GIVEN TEXT:
===============
Covering University of Colorado sports, mostly basketball, since 2010

Tuesday, October 6, 2015

Tuesday Grab Bag: Closer, but still not there... yet.

I'd like to tell you all a story.  It's a story about a pair of friends, let's call then 'Larry' and 'Terry' (to protect the innocent), who had planned on attending the CU/Oregon game Saturday night.  Larry, specifically, had come down from the mountains with an eye towards watching Colorado football this weekend, and had lead the charge to pre-purchase tickets, make plans (including Half Fast!), and generally set their affairs in order -- they were going to this game.  I saw them off Saturday night, planning to take my own route to the stadium with the group I was sitting with.  We made loose plans to meet up at the stadium and afterwards, shared a 'few' beverages, and parted ways.  This was at 5pm.

After winding my way across Boulder and up to Folsom, I headed over to the field house at about 7. Making a beeline for the nearest beer stand, I spied Larry and Terry over by a trash can, significantly more enhanced than they were a few hours previously.  Their state of affairs was a little worrisome for that early in the evening, but I noted that they had, at least, made it to Folsom in time for kickoff.  We shared some drinks, quickly talked over the weather, and generally shot the shit.  I assured them we'd meet up afterwards, and told them to call me.
===============
(Stored dataset entries)

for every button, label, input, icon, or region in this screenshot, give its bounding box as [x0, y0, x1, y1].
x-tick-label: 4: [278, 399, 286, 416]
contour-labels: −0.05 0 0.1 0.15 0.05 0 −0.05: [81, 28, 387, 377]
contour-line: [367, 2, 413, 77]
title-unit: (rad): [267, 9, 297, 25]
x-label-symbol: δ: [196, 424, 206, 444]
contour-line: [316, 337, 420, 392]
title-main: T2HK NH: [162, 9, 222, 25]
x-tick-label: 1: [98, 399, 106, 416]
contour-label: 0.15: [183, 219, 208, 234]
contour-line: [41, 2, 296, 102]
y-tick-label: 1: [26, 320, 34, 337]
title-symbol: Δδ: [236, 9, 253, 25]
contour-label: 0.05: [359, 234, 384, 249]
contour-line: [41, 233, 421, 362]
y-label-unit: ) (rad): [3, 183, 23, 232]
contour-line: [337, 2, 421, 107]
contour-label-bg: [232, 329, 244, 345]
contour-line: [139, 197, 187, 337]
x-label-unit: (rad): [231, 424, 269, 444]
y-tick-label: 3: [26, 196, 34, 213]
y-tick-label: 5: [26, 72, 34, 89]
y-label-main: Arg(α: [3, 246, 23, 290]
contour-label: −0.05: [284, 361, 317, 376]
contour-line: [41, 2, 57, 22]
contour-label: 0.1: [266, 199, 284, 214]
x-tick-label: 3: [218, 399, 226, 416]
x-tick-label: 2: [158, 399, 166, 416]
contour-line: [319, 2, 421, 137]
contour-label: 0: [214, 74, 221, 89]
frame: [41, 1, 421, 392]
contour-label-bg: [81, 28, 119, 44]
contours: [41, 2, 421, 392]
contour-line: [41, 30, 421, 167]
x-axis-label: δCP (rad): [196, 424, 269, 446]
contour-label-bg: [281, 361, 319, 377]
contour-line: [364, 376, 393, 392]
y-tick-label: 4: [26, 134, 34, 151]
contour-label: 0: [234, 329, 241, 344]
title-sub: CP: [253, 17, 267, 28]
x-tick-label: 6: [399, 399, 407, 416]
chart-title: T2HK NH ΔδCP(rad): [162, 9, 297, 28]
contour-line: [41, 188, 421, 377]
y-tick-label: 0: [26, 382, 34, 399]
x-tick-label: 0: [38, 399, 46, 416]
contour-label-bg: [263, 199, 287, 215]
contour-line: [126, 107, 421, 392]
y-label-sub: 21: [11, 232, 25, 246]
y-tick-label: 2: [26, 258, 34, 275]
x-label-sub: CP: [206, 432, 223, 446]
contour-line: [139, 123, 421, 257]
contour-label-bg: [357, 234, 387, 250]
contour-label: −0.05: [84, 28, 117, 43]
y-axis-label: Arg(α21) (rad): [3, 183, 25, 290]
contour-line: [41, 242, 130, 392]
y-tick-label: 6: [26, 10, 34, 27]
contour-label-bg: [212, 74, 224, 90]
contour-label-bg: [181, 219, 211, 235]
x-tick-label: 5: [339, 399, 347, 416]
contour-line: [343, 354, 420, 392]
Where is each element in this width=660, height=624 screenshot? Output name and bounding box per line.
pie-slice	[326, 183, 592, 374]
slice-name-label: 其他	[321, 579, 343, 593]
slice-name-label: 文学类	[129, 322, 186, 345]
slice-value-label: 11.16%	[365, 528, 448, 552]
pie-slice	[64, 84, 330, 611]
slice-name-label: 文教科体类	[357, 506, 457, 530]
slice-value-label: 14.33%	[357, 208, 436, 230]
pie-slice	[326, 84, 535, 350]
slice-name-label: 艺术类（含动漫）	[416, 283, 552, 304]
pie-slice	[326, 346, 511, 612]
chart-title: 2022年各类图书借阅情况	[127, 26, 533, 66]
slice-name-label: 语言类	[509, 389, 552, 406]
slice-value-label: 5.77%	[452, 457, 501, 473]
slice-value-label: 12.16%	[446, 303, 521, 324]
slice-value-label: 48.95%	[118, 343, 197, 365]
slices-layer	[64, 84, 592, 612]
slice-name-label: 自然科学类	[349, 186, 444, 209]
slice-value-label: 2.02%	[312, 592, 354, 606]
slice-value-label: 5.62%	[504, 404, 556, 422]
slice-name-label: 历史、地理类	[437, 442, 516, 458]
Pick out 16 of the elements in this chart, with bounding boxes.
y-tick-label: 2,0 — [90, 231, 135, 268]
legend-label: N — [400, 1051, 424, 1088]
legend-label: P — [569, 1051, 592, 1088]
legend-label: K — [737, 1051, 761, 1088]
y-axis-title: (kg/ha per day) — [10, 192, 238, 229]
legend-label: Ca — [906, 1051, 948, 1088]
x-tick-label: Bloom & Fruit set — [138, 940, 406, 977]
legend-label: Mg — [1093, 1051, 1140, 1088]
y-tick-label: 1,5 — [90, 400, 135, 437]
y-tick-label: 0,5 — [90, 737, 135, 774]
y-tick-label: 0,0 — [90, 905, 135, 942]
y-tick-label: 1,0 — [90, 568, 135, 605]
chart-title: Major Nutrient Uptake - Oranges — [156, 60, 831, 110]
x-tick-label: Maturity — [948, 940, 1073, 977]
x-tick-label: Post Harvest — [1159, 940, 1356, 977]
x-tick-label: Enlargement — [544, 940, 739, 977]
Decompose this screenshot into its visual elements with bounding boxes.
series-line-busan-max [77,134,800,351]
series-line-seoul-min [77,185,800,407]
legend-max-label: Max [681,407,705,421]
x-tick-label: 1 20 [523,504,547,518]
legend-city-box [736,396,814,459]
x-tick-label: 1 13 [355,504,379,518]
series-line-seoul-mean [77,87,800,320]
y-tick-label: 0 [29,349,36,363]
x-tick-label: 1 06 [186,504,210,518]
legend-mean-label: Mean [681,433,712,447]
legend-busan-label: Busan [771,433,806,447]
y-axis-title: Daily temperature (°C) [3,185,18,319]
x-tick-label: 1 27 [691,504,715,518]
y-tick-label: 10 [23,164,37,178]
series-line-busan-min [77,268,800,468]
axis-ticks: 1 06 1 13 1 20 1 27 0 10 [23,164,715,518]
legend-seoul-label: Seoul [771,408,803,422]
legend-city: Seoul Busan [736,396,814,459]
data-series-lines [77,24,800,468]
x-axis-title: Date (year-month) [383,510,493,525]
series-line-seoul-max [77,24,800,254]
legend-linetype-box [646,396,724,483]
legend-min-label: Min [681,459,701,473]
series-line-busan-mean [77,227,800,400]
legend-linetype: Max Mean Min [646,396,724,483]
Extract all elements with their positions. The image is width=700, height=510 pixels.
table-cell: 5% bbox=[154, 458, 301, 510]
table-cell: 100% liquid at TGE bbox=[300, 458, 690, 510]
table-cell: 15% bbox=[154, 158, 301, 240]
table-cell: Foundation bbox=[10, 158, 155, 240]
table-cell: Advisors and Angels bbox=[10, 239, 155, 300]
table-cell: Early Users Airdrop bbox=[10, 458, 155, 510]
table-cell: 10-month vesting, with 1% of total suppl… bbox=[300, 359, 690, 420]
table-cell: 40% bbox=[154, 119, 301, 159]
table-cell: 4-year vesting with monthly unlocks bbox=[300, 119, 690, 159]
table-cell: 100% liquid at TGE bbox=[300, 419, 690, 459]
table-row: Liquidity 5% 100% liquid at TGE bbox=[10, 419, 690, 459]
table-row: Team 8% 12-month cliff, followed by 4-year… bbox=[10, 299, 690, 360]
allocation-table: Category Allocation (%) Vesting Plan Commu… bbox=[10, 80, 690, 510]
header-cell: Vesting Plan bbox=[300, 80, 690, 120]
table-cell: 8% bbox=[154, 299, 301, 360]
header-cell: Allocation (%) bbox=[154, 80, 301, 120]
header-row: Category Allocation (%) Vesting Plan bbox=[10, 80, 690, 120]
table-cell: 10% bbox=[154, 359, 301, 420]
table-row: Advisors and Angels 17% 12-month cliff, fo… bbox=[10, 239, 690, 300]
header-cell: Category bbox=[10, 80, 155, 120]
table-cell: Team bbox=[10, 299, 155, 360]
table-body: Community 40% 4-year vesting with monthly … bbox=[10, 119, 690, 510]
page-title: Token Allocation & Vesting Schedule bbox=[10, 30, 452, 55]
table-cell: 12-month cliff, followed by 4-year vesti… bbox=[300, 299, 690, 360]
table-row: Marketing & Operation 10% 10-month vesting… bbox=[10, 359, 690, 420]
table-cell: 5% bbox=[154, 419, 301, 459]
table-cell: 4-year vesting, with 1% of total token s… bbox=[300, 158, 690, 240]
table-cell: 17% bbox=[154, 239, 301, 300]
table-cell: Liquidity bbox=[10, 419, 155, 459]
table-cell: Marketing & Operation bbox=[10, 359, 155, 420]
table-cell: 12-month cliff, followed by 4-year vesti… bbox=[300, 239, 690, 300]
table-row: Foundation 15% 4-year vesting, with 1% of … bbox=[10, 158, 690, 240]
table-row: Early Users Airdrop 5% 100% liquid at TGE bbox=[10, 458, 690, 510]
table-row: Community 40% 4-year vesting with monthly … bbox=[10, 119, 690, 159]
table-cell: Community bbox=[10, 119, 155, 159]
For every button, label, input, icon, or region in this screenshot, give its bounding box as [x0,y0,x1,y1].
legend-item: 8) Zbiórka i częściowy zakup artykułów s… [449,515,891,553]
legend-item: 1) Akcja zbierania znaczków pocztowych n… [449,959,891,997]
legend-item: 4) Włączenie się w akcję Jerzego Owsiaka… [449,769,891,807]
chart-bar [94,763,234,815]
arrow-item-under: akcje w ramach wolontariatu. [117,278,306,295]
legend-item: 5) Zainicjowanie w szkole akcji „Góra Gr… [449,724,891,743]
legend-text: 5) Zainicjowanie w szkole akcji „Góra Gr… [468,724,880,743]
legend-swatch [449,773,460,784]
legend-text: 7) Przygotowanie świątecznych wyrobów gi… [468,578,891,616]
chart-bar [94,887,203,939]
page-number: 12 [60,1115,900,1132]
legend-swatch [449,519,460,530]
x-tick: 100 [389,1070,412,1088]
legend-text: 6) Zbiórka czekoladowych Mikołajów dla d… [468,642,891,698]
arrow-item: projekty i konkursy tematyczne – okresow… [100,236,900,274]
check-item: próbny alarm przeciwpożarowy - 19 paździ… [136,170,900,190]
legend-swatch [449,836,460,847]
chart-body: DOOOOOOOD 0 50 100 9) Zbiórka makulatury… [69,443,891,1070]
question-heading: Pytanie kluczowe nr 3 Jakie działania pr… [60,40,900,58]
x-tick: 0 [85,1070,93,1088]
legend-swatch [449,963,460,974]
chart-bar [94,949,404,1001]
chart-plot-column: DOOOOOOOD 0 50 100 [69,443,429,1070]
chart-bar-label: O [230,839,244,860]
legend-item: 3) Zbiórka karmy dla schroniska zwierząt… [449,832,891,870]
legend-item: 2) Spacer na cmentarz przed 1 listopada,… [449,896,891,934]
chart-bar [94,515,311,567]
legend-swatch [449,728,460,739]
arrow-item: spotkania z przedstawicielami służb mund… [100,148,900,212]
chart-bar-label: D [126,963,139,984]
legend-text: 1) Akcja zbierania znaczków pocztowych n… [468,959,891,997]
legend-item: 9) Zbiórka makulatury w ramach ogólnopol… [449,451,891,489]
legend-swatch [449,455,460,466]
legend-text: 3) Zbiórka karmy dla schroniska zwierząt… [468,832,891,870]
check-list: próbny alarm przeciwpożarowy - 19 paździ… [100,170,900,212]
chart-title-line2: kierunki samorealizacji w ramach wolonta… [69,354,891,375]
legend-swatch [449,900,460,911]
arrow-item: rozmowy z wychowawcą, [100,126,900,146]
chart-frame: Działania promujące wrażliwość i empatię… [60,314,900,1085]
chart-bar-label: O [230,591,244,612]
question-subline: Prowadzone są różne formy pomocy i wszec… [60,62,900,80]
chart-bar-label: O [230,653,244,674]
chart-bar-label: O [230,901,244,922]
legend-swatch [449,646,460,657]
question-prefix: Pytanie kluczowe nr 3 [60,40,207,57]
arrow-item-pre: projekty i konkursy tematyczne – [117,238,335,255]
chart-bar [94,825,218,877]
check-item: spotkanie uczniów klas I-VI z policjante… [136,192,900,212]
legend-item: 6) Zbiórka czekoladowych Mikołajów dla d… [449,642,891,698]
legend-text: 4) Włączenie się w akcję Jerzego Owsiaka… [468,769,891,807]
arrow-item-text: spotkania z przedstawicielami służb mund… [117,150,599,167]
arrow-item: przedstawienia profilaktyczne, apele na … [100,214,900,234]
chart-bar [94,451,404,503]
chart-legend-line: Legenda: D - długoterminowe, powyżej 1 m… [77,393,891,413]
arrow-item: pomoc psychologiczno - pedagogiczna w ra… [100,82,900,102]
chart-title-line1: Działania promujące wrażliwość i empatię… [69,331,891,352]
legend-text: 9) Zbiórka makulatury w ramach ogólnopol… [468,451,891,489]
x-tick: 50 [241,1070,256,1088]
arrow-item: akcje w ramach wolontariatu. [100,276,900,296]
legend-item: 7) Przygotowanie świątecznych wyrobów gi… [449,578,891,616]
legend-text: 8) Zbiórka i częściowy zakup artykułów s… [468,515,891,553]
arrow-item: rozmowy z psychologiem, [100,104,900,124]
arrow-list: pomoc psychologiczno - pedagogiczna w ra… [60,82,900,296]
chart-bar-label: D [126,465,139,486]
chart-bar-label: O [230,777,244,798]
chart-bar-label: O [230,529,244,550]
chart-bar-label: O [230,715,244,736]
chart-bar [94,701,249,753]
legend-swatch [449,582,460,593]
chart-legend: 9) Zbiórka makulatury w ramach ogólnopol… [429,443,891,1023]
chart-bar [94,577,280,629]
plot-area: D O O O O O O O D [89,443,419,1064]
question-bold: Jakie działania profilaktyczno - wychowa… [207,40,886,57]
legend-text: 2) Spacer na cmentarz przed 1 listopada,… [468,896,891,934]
===============
STATED TASK 1:
In the blog post about the Colorado game weekend, which game had Larry and Terry planned to attend on Saturday night?
STATED TASK 2:
Lay out the listing as a numbered list, from its first line up to and including the line with "contour-label: 0.15: [183, 219, 208, 234]", leaving out blank lines.
The blog post and the listing were drawn from unrelated sources.

WRITTEN SOLUTION 1:
The CU/Oregon game.

WRITTEN SOLUTION 2:
1. for every button, label, input, icon, or region in this screenshot, give its bounding box as [x0, y0, x1, y1].
2. x-tick-label: 4: [278, 399, 286, 416]
3. contour-labels: −0.05 0 0.1 0.15 0.05 0 −0.05: [81, 28, 387, 377]
4. contour-line: [367, 2, 413, 77]
5. title-unit: (rad): [267, 9, 297, 25]
6. x-label-symbol: δ: [196, 424, 206, 444]
7. contour-line: [316, 337, 420, 392]
8. title-main: T2HK NH: [162, 9, 222, 25]
9. x-tick-label: 1: [98, 399, 106, 416]
10. contour-label: 0.15: [183, 219, 208, 234]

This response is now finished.